[TASK DATA]:

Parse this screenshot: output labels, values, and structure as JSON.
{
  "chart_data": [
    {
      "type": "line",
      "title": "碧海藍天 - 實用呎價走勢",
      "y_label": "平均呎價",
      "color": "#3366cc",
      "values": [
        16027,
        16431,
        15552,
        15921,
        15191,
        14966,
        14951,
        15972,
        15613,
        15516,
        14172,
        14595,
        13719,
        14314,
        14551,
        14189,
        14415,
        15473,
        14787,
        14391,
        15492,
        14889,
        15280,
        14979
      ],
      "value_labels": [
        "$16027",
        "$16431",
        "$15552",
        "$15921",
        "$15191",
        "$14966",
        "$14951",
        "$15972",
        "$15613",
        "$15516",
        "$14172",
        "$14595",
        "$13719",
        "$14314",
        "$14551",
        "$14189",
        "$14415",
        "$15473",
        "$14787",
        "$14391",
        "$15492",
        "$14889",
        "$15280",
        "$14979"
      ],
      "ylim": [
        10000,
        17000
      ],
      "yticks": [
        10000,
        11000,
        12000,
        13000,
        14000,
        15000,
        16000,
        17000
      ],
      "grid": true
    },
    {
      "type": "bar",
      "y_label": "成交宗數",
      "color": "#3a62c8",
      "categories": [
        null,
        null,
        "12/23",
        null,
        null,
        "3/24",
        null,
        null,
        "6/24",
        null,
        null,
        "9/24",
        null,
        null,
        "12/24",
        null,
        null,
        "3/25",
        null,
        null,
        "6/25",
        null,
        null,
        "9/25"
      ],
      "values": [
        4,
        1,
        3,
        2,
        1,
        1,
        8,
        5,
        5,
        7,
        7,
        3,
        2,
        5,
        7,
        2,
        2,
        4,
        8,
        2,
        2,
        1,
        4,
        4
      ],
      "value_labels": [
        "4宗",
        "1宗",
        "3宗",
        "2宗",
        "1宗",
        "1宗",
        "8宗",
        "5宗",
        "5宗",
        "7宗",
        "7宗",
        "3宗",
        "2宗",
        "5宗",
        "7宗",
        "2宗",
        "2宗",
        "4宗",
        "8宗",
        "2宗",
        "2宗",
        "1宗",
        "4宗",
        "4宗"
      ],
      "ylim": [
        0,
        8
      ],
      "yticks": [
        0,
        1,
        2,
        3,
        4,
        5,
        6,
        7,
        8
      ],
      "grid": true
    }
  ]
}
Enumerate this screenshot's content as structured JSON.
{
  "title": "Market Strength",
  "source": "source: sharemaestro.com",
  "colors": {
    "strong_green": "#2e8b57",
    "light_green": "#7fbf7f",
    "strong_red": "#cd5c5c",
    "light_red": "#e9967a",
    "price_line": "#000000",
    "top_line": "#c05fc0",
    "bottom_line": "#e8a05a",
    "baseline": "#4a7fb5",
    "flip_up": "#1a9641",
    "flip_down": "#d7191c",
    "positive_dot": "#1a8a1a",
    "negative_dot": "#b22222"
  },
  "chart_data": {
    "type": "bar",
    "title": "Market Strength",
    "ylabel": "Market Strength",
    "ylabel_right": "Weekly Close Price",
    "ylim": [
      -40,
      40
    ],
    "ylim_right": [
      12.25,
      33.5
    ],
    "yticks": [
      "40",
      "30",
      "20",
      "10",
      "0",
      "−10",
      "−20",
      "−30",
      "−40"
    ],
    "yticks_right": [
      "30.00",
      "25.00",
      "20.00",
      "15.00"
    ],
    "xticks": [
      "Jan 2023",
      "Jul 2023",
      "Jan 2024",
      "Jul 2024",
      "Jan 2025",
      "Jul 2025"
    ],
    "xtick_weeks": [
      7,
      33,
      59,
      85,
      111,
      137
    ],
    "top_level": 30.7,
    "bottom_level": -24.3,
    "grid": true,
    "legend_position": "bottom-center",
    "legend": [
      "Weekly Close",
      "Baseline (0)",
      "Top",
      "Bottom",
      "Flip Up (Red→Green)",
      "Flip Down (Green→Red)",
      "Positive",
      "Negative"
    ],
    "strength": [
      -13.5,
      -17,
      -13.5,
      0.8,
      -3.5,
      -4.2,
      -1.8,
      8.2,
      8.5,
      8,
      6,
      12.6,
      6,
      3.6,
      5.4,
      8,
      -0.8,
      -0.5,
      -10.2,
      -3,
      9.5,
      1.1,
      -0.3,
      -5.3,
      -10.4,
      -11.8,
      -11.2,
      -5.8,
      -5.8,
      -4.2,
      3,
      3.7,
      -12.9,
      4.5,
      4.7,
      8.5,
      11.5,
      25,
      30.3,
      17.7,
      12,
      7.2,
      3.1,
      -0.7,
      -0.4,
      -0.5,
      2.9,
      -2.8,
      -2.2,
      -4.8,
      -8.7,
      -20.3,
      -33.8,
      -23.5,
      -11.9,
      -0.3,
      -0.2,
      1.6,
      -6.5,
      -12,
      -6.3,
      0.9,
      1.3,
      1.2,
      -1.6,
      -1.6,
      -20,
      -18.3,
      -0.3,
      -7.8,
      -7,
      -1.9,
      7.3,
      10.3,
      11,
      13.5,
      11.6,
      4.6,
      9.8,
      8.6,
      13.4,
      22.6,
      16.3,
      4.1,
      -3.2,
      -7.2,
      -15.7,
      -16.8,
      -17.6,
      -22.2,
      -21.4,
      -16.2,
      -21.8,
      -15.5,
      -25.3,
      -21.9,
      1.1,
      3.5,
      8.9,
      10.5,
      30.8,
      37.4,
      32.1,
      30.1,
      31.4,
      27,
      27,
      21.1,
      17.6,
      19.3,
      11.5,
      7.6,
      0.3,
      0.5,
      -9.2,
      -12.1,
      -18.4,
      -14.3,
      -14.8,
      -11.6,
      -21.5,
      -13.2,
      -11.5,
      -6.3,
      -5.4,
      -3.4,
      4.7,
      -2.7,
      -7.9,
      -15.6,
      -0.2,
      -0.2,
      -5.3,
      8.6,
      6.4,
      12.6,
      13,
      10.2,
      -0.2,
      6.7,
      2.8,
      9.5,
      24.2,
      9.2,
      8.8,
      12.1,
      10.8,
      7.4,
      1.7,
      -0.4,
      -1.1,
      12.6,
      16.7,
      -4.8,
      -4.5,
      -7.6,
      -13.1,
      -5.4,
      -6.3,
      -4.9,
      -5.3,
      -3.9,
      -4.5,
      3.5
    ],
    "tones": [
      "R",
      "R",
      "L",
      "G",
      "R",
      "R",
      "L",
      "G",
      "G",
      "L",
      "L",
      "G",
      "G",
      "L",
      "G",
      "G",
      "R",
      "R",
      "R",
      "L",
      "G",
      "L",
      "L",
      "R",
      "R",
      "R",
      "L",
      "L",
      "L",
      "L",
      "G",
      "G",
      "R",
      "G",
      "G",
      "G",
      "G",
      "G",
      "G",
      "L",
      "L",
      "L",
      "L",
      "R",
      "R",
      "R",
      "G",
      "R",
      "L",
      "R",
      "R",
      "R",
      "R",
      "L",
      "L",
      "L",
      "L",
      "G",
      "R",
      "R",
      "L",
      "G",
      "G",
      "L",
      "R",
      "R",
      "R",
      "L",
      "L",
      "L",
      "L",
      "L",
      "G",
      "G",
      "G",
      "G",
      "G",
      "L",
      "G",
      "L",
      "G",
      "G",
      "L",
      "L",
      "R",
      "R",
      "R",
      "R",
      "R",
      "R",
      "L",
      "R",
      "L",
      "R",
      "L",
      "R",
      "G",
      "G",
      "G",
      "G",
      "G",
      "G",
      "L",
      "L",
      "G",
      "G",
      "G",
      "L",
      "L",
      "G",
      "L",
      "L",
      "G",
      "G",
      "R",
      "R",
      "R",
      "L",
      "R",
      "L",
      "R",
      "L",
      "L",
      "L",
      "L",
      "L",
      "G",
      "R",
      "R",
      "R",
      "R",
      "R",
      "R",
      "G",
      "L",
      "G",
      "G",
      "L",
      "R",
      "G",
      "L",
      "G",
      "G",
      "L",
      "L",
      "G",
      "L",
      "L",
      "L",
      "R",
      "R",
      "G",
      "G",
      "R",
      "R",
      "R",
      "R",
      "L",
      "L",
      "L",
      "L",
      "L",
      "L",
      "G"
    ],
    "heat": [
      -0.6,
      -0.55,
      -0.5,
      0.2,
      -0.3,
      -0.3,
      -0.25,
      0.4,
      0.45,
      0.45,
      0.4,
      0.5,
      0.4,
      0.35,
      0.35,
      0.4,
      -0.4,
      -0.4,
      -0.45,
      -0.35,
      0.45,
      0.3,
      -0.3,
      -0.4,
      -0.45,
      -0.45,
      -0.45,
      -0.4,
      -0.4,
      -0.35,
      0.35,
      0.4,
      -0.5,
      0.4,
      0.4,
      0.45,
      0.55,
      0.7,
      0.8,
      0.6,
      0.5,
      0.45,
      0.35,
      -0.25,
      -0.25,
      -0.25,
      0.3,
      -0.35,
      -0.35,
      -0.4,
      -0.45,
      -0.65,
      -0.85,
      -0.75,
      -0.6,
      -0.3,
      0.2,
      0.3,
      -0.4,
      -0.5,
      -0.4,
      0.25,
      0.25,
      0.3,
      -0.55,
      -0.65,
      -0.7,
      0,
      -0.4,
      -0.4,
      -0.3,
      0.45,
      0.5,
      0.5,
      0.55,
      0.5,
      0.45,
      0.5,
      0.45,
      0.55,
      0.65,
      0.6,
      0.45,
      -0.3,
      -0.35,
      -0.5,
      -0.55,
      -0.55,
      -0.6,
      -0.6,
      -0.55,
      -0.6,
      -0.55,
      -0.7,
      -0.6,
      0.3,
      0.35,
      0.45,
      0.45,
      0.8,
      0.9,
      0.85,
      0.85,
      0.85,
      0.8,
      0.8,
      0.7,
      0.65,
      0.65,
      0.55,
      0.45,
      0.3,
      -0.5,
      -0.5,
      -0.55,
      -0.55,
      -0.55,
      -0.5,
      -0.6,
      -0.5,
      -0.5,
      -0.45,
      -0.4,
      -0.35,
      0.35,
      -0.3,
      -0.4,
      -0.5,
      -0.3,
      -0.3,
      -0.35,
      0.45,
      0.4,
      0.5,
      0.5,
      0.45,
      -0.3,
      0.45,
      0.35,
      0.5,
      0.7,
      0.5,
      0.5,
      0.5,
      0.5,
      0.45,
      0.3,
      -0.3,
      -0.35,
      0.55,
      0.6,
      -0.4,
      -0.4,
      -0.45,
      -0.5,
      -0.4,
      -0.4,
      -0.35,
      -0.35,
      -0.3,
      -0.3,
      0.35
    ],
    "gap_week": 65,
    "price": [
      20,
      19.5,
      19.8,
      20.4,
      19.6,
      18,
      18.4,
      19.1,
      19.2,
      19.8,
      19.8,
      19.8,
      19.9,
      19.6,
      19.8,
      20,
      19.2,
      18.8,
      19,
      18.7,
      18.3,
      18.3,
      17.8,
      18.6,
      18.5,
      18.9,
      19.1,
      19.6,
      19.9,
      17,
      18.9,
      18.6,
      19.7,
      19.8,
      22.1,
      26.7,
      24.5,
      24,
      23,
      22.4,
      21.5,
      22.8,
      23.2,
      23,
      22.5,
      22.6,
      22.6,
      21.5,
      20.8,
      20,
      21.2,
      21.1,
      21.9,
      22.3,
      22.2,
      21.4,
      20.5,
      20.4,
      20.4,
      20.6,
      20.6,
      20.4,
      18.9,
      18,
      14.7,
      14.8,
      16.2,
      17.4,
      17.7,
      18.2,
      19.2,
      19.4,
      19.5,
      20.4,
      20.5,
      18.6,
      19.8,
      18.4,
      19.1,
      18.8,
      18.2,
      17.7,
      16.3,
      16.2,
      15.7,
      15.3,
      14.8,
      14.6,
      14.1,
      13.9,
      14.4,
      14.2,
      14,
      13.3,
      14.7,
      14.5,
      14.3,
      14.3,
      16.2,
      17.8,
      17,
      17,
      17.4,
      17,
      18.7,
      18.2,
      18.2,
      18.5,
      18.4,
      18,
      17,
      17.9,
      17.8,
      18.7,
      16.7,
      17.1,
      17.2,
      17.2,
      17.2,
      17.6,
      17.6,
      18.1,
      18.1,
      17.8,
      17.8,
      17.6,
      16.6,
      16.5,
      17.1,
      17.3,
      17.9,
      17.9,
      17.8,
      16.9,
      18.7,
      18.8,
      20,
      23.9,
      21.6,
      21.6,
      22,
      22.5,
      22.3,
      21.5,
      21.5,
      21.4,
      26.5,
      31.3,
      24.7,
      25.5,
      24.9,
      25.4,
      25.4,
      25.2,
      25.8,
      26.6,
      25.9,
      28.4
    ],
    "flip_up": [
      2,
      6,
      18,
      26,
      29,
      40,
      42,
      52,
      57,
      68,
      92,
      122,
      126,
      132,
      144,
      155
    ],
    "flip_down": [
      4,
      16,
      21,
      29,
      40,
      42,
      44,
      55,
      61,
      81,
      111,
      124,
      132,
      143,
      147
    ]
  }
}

[CHALLENGE]: Show all lines from the data above in which the word "title" appears.

[RESULT FOR THIS TASK]:
      "title": "碧海藍天 - 實用呎價走勢",
  "title": "Market Strength",
    "title": "Market Strength",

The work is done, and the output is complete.